GOAL —
Say only how many lines contain the word "grid".

** START OF STORED DATA **

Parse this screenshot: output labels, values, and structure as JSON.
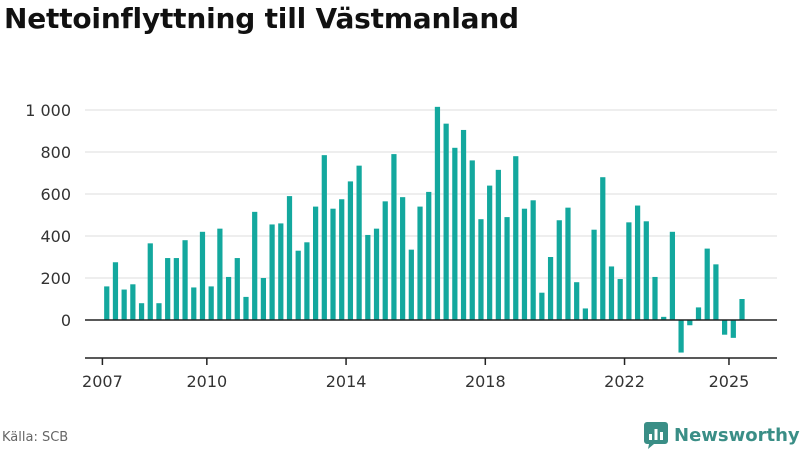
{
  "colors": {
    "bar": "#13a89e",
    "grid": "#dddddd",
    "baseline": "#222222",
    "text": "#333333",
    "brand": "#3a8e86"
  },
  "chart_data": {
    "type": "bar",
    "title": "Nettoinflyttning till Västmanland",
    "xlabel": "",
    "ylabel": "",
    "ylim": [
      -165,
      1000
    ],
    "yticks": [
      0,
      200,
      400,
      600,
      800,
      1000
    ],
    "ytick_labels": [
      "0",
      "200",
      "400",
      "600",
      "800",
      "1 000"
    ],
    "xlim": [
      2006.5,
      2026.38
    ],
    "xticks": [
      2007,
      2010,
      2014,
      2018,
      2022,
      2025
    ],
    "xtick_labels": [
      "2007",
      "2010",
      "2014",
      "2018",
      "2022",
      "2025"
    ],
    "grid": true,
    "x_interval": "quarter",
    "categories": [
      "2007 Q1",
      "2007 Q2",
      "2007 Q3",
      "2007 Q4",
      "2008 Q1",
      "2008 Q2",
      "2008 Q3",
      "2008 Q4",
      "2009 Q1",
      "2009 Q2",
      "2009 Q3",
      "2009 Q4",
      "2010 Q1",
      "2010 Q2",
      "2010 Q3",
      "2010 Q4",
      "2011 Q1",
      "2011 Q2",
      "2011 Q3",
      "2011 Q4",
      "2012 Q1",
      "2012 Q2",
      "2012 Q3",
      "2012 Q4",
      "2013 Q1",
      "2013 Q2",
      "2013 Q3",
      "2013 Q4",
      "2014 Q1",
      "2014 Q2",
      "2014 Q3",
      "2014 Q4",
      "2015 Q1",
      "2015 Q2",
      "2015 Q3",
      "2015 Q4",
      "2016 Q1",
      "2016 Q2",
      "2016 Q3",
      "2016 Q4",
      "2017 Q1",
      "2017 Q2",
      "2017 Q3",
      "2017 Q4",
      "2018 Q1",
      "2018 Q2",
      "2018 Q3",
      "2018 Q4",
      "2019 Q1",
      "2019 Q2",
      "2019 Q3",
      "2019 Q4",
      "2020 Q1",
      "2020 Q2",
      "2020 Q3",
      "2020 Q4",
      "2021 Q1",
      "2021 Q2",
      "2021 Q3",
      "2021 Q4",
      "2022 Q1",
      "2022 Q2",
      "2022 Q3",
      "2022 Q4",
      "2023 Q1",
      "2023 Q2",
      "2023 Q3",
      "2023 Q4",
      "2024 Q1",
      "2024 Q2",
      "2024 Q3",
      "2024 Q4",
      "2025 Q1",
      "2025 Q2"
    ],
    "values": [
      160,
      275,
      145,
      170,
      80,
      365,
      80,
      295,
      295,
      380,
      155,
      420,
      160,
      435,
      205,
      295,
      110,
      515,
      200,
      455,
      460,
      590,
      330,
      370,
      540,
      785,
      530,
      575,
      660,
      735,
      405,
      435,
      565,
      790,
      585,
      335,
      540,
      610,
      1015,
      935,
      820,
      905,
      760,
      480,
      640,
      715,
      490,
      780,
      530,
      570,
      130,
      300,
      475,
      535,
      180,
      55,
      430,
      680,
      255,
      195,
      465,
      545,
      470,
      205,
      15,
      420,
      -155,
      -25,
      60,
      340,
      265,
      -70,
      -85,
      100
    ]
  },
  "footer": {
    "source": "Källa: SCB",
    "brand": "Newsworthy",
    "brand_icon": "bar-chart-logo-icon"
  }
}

** END OF STORED DATA **
** START OF STORED DATA **

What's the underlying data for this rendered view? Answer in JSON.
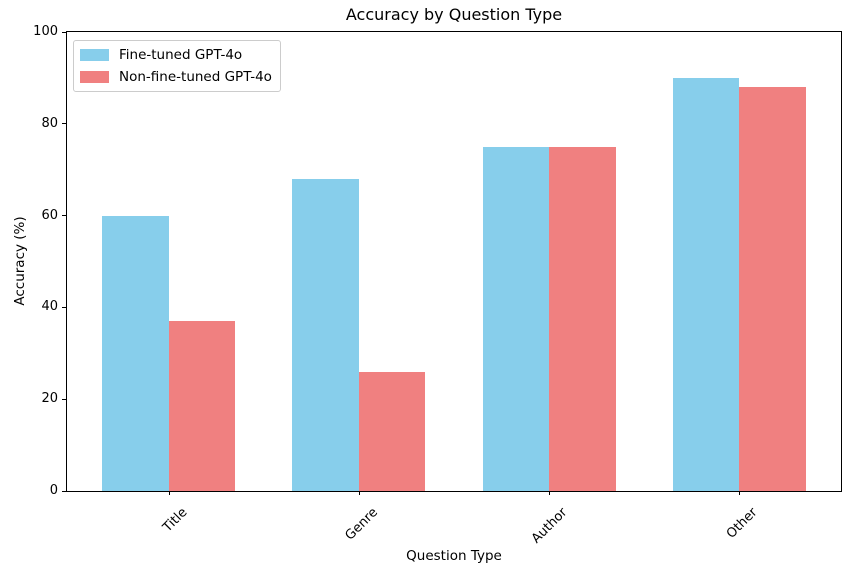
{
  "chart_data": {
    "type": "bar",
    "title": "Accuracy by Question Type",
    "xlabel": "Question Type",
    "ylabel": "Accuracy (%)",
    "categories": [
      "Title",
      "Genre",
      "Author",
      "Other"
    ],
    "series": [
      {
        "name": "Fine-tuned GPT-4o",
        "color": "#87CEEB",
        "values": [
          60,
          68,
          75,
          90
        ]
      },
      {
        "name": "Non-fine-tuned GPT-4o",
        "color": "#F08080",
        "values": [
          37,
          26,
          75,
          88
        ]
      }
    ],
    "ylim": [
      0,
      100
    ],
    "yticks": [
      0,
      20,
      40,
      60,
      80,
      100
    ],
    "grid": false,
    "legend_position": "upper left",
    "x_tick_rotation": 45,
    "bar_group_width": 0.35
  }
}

** END OF STORED DATA **
** START OF STORED DATA **

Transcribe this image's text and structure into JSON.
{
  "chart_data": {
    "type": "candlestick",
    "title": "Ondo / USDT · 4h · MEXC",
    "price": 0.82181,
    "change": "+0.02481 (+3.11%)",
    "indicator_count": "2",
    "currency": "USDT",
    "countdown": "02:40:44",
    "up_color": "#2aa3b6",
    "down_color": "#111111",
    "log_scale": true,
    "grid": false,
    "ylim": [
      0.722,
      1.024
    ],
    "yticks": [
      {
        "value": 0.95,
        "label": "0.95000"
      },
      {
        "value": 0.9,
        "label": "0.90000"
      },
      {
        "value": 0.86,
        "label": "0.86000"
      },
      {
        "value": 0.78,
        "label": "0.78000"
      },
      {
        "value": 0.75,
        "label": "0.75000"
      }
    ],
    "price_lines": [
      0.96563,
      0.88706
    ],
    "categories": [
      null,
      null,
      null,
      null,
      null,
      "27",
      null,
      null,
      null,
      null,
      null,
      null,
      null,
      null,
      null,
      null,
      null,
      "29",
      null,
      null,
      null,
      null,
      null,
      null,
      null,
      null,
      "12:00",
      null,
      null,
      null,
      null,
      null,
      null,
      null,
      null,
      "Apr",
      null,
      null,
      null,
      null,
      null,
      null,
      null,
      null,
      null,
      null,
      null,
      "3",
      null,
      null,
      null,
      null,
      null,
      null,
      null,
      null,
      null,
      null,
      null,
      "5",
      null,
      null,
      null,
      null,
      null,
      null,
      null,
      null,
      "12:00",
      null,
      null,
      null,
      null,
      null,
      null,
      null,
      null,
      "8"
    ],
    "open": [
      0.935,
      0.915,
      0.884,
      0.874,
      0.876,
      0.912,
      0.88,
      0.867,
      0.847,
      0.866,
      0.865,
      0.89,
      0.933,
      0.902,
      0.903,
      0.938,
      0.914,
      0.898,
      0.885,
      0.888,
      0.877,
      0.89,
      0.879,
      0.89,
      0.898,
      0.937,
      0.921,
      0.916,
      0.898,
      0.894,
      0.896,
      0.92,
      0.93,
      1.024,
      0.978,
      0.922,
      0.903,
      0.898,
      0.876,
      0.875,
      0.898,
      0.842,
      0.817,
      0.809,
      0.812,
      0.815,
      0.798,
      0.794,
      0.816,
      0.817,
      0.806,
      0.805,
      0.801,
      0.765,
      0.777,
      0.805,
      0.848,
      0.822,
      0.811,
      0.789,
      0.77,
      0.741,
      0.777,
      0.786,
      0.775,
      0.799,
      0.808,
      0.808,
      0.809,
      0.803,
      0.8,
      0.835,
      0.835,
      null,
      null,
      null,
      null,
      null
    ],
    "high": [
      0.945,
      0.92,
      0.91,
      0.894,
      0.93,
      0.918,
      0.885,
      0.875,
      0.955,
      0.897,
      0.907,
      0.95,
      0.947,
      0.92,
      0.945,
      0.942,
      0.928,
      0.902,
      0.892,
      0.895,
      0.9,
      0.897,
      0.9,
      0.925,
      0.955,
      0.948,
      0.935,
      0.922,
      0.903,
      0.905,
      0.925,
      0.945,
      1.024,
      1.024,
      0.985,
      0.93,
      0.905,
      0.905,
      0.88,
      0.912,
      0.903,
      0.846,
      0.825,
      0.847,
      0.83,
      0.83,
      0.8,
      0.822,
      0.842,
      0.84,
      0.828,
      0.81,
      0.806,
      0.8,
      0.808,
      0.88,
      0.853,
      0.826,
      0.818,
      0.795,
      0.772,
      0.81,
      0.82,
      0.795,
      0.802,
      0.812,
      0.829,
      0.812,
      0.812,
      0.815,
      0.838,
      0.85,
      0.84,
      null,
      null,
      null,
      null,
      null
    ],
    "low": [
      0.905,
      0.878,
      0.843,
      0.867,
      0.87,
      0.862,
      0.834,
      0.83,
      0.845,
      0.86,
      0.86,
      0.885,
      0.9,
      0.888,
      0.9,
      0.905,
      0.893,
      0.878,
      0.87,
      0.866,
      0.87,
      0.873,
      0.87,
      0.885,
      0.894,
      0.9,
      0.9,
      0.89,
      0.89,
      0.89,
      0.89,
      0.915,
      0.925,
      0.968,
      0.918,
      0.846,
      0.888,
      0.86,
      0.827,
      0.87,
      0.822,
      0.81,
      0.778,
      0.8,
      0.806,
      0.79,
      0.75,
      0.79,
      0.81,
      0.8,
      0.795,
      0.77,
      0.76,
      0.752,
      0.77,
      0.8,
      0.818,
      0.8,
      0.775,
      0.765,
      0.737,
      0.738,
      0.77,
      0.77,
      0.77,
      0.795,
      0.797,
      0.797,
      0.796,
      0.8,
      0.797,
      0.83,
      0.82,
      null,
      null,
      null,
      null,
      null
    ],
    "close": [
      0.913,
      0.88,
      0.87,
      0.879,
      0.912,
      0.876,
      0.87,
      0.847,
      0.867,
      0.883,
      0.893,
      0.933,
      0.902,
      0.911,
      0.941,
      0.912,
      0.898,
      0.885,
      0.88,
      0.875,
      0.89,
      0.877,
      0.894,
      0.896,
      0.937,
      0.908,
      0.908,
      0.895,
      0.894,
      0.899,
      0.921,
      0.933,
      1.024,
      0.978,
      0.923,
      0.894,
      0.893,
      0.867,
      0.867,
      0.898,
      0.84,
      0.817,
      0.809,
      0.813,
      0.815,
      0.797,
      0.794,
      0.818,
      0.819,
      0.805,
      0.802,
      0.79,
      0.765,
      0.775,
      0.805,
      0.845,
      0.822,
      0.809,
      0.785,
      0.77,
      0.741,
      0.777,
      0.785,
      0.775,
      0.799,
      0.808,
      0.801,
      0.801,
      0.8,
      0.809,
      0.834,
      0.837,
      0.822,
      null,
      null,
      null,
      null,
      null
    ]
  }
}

** END OF STORED DATA **

REPLY TO THE TASK —
4